[What you should do] Please pull out every line that includes the string "Capesize".

[Data extract]
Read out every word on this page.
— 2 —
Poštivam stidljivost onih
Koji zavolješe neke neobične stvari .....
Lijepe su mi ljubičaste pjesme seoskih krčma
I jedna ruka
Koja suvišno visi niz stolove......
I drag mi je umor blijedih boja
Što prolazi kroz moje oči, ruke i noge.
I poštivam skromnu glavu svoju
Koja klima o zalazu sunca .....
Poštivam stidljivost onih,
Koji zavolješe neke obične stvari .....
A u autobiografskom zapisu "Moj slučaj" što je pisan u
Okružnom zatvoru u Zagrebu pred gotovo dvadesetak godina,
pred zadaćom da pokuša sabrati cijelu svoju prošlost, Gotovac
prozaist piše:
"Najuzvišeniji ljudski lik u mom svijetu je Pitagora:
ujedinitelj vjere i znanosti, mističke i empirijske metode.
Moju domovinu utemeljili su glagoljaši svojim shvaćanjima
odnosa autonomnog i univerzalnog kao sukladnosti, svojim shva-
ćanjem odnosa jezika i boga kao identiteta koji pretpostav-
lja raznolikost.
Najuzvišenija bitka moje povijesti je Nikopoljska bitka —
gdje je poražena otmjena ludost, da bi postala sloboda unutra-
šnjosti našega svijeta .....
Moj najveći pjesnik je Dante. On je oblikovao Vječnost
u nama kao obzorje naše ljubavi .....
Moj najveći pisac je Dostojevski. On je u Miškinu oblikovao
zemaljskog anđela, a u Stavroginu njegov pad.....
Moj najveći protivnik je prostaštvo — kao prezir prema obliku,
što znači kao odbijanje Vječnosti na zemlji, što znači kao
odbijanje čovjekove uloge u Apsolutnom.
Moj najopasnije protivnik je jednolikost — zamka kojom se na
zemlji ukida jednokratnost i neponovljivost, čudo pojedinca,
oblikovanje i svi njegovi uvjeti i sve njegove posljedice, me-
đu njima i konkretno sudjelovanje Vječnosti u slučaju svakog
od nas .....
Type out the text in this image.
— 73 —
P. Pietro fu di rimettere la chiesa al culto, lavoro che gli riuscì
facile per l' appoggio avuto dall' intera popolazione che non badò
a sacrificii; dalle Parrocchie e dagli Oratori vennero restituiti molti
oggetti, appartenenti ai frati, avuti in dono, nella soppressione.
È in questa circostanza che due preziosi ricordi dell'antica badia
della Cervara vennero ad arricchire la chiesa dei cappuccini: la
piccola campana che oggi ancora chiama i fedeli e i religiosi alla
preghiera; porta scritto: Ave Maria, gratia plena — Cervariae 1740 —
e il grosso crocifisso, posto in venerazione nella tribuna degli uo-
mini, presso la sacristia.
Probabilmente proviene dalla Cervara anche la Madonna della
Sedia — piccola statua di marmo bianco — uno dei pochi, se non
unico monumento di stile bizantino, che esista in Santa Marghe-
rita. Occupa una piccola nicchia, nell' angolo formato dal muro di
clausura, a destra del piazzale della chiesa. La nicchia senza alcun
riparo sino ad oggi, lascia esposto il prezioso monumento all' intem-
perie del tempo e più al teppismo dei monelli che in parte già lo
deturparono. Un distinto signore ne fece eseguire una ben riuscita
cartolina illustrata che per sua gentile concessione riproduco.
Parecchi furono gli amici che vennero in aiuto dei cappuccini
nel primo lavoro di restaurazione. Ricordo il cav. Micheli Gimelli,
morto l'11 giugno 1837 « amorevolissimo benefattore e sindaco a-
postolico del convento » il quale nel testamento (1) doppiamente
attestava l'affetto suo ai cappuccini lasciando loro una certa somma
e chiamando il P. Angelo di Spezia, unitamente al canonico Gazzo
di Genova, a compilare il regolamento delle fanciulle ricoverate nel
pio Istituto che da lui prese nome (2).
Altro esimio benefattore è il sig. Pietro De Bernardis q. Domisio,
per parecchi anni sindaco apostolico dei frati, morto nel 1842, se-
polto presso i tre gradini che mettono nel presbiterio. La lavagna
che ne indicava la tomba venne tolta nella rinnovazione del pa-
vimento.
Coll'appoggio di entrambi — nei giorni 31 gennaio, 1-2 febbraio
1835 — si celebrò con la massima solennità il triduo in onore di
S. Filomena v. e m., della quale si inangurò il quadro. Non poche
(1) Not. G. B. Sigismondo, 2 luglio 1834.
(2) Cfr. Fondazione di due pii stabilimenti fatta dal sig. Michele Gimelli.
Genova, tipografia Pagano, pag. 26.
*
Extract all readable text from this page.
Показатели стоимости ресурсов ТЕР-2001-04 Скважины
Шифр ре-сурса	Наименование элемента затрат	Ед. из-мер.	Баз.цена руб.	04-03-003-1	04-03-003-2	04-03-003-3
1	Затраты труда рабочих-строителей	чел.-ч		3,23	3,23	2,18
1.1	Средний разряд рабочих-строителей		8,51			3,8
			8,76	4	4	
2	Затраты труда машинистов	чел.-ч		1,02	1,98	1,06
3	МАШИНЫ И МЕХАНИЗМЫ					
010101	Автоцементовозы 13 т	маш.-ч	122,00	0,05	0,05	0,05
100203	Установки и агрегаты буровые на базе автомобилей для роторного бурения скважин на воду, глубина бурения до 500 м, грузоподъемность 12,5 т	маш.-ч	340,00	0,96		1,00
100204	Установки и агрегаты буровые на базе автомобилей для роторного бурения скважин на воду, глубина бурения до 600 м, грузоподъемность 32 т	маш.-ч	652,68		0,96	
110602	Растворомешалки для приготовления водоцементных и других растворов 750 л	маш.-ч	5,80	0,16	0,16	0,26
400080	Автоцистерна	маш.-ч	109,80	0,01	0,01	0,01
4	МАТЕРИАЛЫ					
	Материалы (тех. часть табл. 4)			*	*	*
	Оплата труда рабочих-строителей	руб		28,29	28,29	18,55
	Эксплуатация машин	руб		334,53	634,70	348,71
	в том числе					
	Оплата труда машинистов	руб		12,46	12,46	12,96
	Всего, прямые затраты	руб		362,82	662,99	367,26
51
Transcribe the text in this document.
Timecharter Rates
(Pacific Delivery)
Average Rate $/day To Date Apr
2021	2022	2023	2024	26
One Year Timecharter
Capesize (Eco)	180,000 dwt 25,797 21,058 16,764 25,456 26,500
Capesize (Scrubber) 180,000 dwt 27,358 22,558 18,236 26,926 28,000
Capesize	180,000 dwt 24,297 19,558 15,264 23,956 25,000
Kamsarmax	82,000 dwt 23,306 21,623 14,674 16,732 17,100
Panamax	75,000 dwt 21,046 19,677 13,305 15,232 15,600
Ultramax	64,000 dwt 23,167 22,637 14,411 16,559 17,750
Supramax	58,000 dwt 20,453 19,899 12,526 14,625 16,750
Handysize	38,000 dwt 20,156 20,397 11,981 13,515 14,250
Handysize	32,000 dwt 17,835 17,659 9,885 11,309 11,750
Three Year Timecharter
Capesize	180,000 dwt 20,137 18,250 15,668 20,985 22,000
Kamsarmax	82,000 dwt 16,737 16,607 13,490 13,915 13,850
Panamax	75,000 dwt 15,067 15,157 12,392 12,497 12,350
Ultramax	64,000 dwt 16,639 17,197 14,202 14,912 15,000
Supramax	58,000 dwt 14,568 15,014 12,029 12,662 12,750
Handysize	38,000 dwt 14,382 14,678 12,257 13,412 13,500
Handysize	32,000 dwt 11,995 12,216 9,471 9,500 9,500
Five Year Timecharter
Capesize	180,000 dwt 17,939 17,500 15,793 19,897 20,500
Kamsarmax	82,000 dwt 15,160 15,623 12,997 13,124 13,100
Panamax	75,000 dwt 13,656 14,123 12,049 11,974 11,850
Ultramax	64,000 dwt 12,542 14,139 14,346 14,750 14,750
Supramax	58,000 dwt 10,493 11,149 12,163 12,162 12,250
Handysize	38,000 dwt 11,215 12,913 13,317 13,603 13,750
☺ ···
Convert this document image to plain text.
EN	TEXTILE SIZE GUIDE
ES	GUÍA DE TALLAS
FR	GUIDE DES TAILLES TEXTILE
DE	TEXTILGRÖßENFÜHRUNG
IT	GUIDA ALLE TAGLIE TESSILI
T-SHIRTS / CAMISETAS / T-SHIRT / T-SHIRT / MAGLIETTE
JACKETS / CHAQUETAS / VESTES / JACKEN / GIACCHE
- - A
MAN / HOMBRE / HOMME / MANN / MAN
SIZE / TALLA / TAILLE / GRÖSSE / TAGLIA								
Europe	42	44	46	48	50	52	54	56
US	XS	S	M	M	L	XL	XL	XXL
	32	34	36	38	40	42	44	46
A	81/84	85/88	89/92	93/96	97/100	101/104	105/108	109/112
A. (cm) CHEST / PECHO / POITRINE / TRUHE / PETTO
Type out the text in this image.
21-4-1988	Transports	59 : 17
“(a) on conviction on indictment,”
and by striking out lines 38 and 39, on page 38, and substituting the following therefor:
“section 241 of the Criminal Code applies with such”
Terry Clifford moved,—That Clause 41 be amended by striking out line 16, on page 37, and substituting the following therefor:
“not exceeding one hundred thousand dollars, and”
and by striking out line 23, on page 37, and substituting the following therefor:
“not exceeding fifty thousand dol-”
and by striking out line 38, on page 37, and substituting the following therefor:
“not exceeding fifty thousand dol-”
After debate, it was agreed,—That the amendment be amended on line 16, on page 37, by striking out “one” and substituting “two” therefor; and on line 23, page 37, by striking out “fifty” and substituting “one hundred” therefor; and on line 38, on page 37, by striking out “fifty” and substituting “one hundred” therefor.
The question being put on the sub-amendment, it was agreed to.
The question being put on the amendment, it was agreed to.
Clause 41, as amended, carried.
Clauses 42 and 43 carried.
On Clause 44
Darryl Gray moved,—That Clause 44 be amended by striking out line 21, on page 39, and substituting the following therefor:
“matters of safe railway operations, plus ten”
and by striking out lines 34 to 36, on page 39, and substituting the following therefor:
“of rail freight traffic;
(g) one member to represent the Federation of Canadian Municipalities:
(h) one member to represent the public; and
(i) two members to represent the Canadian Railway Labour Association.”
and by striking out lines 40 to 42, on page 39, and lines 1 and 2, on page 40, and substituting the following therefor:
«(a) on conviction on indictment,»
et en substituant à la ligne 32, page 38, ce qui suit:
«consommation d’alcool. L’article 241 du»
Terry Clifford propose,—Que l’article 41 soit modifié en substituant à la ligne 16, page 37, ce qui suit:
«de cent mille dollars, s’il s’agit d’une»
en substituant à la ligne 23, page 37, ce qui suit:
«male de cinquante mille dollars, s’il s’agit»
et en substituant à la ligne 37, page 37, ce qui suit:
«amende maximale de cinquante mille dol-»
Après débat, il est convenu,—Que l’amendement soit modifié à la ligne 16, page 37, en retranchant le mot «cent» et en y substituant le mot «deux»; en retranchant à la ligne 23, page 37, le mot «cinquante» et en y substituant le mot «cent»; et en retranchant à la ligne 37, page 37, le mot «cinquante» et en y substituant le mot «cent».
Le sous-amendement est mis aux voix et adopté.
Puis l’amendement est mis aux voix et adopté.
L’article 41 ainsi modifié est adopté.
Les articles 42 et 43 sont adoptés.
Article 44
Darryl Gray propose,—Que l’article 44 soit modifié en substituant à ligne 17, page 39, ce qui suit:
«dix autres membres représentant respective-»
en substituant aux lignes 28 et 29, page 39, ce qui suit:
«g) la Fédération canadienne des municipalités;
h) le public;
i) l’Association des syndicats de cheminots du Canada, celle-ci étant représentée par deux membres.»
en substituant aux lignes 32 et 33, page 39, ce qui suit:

[Result for this task]
Capesize (Eco)	180,000 dwt 25,797 21,058 16,764 25,456 26,500
Capesize (Scrubber) 180,000 dwt 27,358 22,558 18,236 26,926 28,000
Capesize	180,000 dwt 24,297 19,558 15,264 23,956 25,000
Capesize	180,000 dwt 20,137 18,250 15,668 20,985 22,000
Capesize	180,000 dwt 17,939 17,500 15,793 19,897 20,500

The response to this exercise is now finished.